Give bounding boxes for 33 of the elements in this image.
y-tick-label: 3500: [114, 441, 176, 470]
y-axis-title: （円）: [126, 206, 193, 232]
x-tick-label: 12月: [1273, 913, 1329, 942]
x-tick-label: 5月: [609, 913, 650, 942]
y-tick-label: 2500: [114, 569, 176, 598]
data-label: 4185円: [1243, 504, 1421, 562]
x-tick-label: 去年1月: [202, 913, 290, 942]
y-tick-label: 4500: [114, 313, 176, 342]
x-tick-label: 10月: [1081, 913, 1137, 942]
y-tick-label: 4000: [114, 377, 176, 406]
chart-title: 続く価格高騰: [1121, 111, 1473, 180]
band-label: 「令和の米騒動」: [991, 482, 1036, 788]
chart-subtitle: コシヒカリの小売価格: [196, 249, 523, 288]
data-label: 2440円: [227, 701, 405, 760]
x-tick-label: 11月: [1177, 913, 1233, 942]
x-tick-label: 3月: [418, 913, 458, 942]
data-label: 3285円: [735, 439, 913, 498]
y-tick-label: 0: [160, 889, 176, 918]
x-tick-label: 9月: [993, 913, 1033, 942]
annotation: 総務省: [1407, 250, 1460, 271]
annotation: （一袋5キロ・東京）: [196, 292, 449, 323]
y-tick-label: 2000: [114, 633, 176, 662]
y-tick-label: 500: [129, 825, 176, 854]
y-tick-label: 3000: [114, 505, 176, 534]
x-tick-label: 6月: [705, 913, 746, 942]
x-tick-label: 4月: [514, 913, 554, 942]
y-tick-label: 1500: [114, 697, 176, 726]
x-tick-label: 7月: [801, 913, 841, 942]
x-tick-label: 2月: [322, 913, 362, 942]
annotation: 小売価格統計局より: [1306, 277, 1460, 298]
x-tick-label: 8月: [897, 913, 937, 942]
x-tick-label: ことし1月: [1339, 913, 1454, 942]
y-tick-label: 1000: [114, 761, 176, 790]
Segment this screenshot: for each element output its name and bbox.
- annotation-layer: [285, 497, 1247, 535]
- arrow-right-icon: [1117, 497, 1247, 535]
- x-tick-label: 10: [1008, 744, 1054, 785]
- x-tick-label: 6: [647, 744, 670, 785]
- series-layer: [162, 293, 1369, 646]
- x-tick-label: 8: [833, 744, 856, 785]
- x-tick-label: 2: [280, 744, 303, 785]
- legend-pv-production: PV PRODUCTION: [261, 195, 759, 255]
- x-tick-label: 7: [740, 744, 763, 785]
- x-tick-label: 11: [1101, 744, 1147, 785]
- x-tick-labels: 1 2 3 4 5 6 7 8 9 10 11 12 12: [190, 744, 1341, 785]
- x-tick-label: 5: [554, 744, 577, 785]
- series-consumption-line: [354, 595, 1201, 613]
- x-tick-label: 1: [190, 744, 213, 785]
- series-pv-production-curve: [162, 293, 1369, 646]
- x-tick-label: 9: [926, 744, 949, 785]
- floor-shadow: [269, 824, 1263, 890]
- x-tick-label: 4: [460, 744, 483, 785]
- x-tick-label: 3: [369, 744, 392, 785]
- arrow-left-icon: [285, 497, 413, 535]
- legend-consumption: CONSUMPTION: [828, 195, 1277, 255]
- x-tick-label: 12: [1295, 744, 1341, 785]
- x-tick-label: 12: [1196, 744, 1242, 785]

══════════

▶ TASK DESCRIPTION
Transcribe all of the material above line by line, leaving every character unchanged.

▶ SOLUTION BELOW
Give bounding boxes for 33 of the elements in this image.
y-tick-label: 3500: [114, 441, 176, 470]
y-axis-title: （円）: [126, 206, 193, 232]
x-tick-label: 12月: [1273, 913, 1329, 942]
x-tick-label: 5月: [609, 913, 650, 942]
y-tick-label: 2500: [114, 569, 176, 598]
data-label: 4185円: [1243, 504, 1421, 562]
x-tick-label: 去年1月: [202, 913, 290, 942]
y-tick-label: 4500: [114, 313, 176, 342]
x-tick-label: 10月: [1081, 913, 1137, 942]
y-tick-label: 4000: [114, 377, 176, 406]
chart-title: 続く価格高騰: [1121, 111, 1473, 180]
band-label: 「令和の米騒動」: [991, 482, 1036, 788]
chart-subtitle: コシヒカリの小売価格: [196, 249, 523, 288]
data-label: 2440円: [227, 701, 405, 760]
x-tick-label: 11月: [1177, 913, 1233, 942]
x-tick-label: 3月: [418, 913, 458, 942]
data-label: 3285円: [735, 439, 913, 498]
y-tick-label: 0: [160, 889, 176, 918]
x-tick-label: 9月: [993, 913, 1033, 942]
annotation: 総務省: [1407, 250, 1460, 271]
annotation: （一袋5キロ・東京）: [196, 292, 449, 323]
y-tick-label: 2000: [114, 633, 176, 662]
y-tick-label: 500: [129, 825, 176, 854]
y-tick-label: 3000: [114, 505, 176, 534]
x-tick-label: 6月: [705, 913, 746, 942]
x-tick-label: 4月: [514, 913, 554, 942]
y-tick-label: 1500: [114, 697, 176, 726]
x-tick-label: 7月: [801, 913, 841, 942]
x-tick-label: 2月: [322, 913, 362, 942]
annotation: 小売価格統計局より: [1306, 277, 1460, 298]
x-tick-label: 8月: [897, 913, 937, 942]
x-tick-label: ことし1月: [1339, 913, 1454, 942]
y-tick-label: 1000: [114, 761, 176, 790]
Segment this screenshot: for each element output its name and bbox.
- annotation-layer: [285, 497, 1247, 535]
- arrow-right-icon: [1117, 497, 1247, 535]
- x-tick-label: 10: [1008, 744, 1054, 785]
- x-tick-label: 6: [647, 744, 670, 785]
- series-layer: [162, 293, 1369, 646]
- x-tick-label: 8: [833, 744, 856, 785]
- x-tick-label: 2: [280, 744, 303, 785]
- legend-pv-production: PV PRODUCTION: [261, 195, 759, 255]
- x-tick-label: 7: [740, 744, 763, 785]
- x-tick-label: 11: [1101, 744, 1147, 785]
- x-tick-labels: 1 2 3 4 5 6 7 8 9 10 11 12 12: [190, 744, 1341, 785]
- x-tick-label: 5: [554, 744, 577, 785]
- series-consumption-line: [354, 595, 1201, 613]
- x-tick-label: 1: [190, 744, 213, 785]
- series-pv-production-curve: [162, 293, 1369, 646]
- x-tick-label: 9: [926, 744, 949, 785]
- floor-shadow: [269, 824, 1263, 890]
- x-tick-label: 4: [460, 744, 483, 785]
- x-tick-label: 3: [369, 744, 392, 785]
- arrow-left-icon: [285, 497, 413, 535]
- legend-consumption: CONSUMPTION: [828, 195, 1277, 255]
- x-tick-label: 12: [1295, 744, 1341, 785]
- x-tick-label: 12: [1196, 744, 1242, 785]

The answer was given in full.